--- Start of Data for processing ---
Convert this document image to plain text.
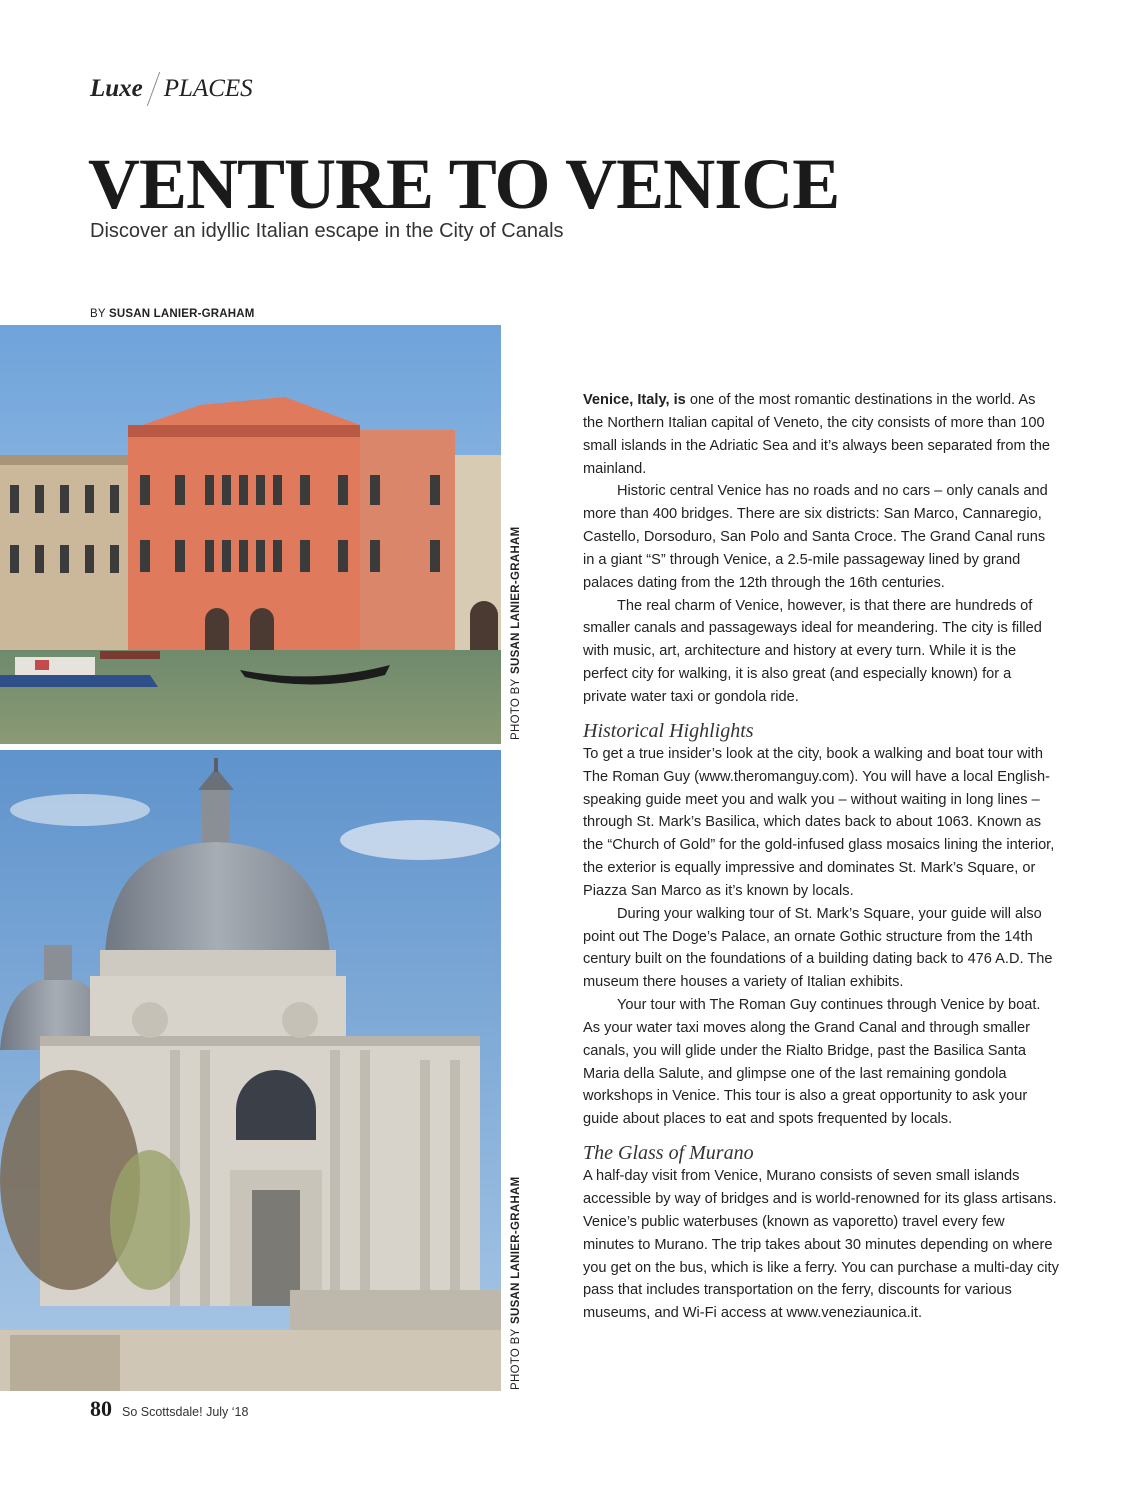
Luxe PLACES
VENTURE TO VENICE
Discover an idyllic Italian escape in the City of Canals
BY SUSAN LANIER-GRAHAM
PHOTO BY
SUSAN LANIER-GRAHAM
PHOTO BY
SUSAN LANIER-GRAHAM

Venice, Italy, is one of the most romantic destinations in the world. As the Northern Italian capital of Veneto, the city consists of more than 100 small islands in the Adriatic Sea and it’s always been separated from the mainland.

Historic central Venice has no roads and no cars – only canals and more than 400 bridges. There are six districts: San Marco, Cannaregio, Castello, Dorsoduro, San Polo and Santa Croce. The Grand Canal runs in a giant “S” through Venice, a 2.5-mile passageway lined by grand palaces dating from the 12th through the 16th centuries.

The real charm of Venice, however, is that there are hundreds of smaller canals and passageways ideal for meandering. The city is filled with music, art, architecture and history at every turn. While it is the perfect city for walking, it is also great (and especially known) for a private water taxi or gondola ride.

Historical Highlights

To get a true insider’s look at the city, book a walking and boat tour with The Roman Guy (www.theromanguy.com). You will have a local English-speaking guide meet you and walk you – without waiting in long lines – through St. Mark’s Basilica, which dates back to about 1063. Known as the “Church of Gold” for the gold-infused glass mosaics lining the interior, the exterior is equally impressive and dominates St. Mark’s Square, or Piazza San Marco as it’s known by locals.

During your walking tour of St. Mark’s Square, your guide will also point out The Doge’s Palace, an ornate Gothic structure from the 14th century built on the foundations of a building dating back to 476 A.D. The museum there houses a variety of Italian exhibits.

Your tour with The Roman Guy continues through Venice by boat. As your water taxi moves along the Grand Canal and through smaller canals, you will glide under the Rialto Bridge, past the Basilica Santa Maria della Salute, and glimpse one of the last remaining gondola workshops in Venice. This tour is also a great opportunity to ask your guide about places to eat and spots frequented by locals.

The Glass of Murano

A half-day visit from Venice, Murano consists of seven small islands accessible by way of bridges and is world-renowned for its glass artisans. Venice’s public waterbuses (known as vaporetto) travel every few minutes to Murano. The trip takes about 30 minutes depending on where you get on the bus, which is like a ferry. You can purchase a multi-day city pass that includes transportation on the ferry, discounts for various museums, and Wi-Fi access at www.veneziaunica.it.

80 So Scottsdale! July ‘18
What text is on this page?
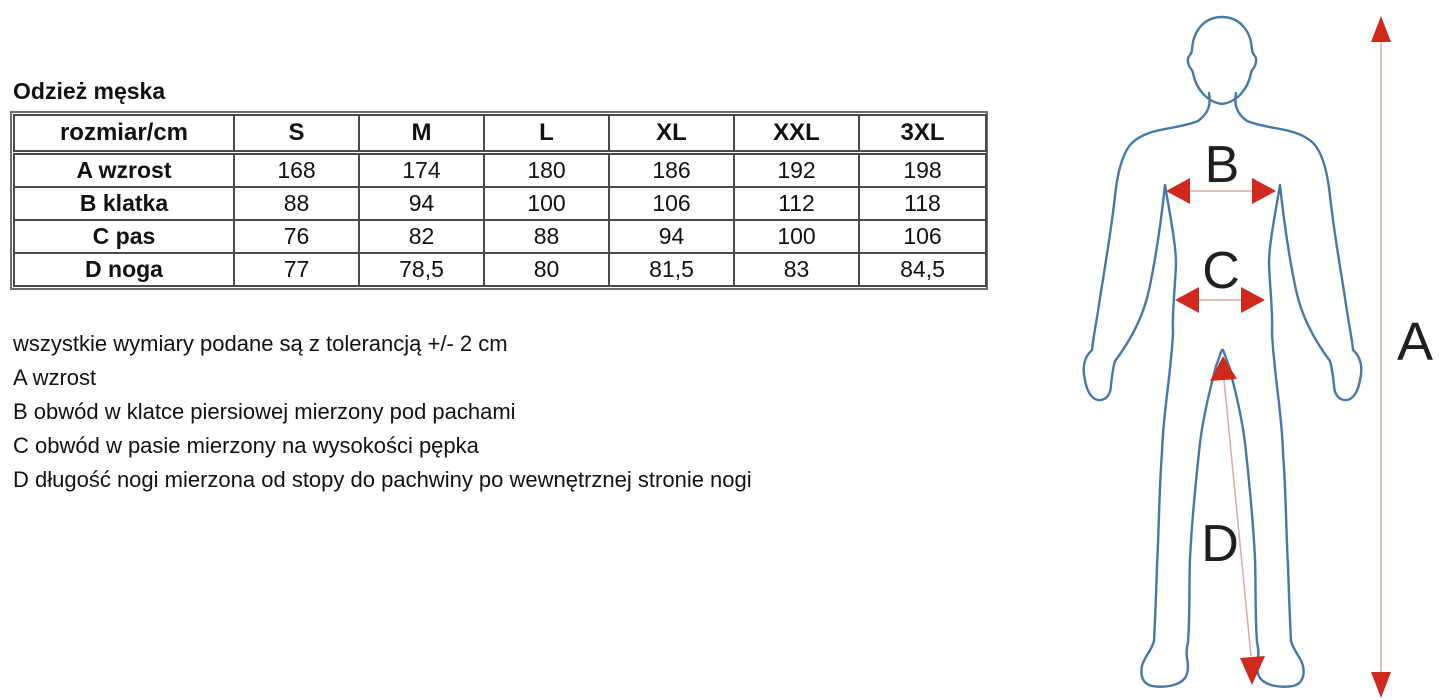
Odzież męska
rozmiar/cm	S	M	L	XL	XXL	3XL
A wzrost	168	174	180	186	192	198
B klatka	88	94	100	106	112	118
C pas	76	82	88	94	100	106
D noga	77	78,5	80	81,5	83	84,5
wszystkie wymiary podane są z tolerancją +/- 2 cm
A wzrost
B obwód w klatce piersiowej mierzony pod pachami
C obwód w pasie mierzony na wysokości pępka
D długość nogi mierzona od stopy do pachwiny po wewnętrznej stronie nogi
A
B
C
D
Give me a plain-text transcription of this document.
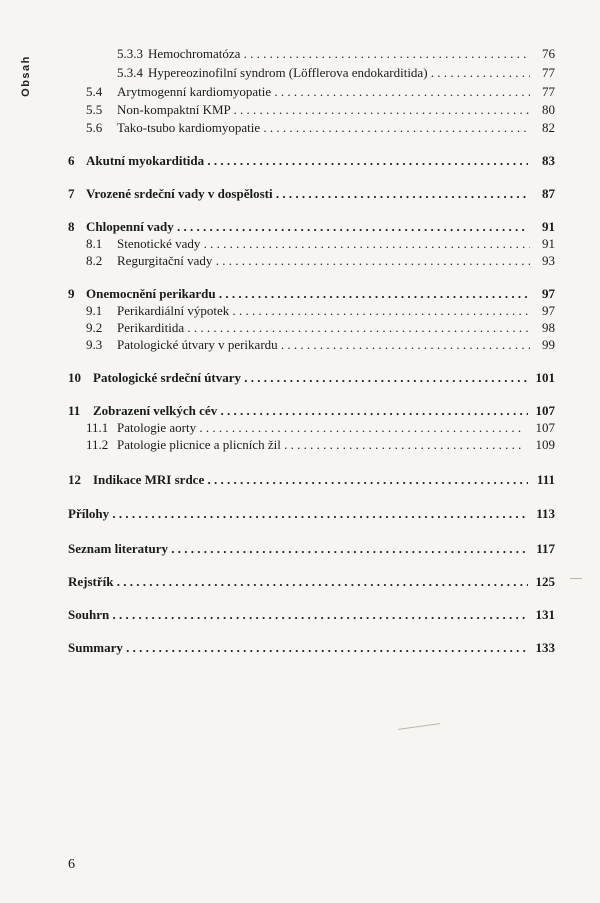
Obsah
5.3.3 Hemochromatóza . . .	76
5.3.4 Hypereozinofilní syndrom (Löfflerova endokarditida) . . .	77
5.4 Arytmogenní kardiomyopatie . . .	77
5.5 Non-kompaktní KMP . . .	80
5.6 Tako-tsubo kardiomyopatie . . .	82
6 Akutní myokarditida . . .	83
7 Vrozené srdeční vady v dospělosti . . .	87
8 Chlopenní vady . . .	91
8.1 Stenotické vady . . .	91
8.2 Regurgitační vady . . .	93
9 Onemocnění perikardu . . .	97
9.1 Perikardiální výpotek . . .	97
9.2 Perikarditida . . .	98
9.3 Patologické útvary v perikardu . . .	99
10 Patologické srdeční útvary . . .	101
11 Zobrazení velkých cév . . .	107
11.1 Patologie aorty . . .	107
11.2 Patologie plicnice a plicních žil . . .	109
12 Indikace MRI srdce . . .	111
Přílohy . . .	113
Seznam literatury . . .	117
Rejstřík . . .	125
Souhrn . . .	131
Summary . . .	133
6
--- End of Data for processing ---
▸ **Exercise instructions**: Show the lines of the material that contain the word "every".

▸ **Correct answer**:
The real charm of Venice, however, is that there are hundreds of smaller canals and passageways ideal for meandering. The city is filled with music, art, architecture and history at every turn. While it is the perfect city for walking, it is also great (and especially known) for a private water taxi or gondola ride.
A half-day visit from Venice, Murano consists of seven small islands accessible by way of bridges and is world-renowned for its glass artisans. Venice’s public waterbuses (known as vaporetto) travel every few minutes to Murano. The trip takes about 30 minutes depending on where you get on the bus, which is like a ferry. You can purchase a multi-day city pass that includes transportation on the ferry, discounts for various museums, and Wi-Fi access at www.veneziaunica.it.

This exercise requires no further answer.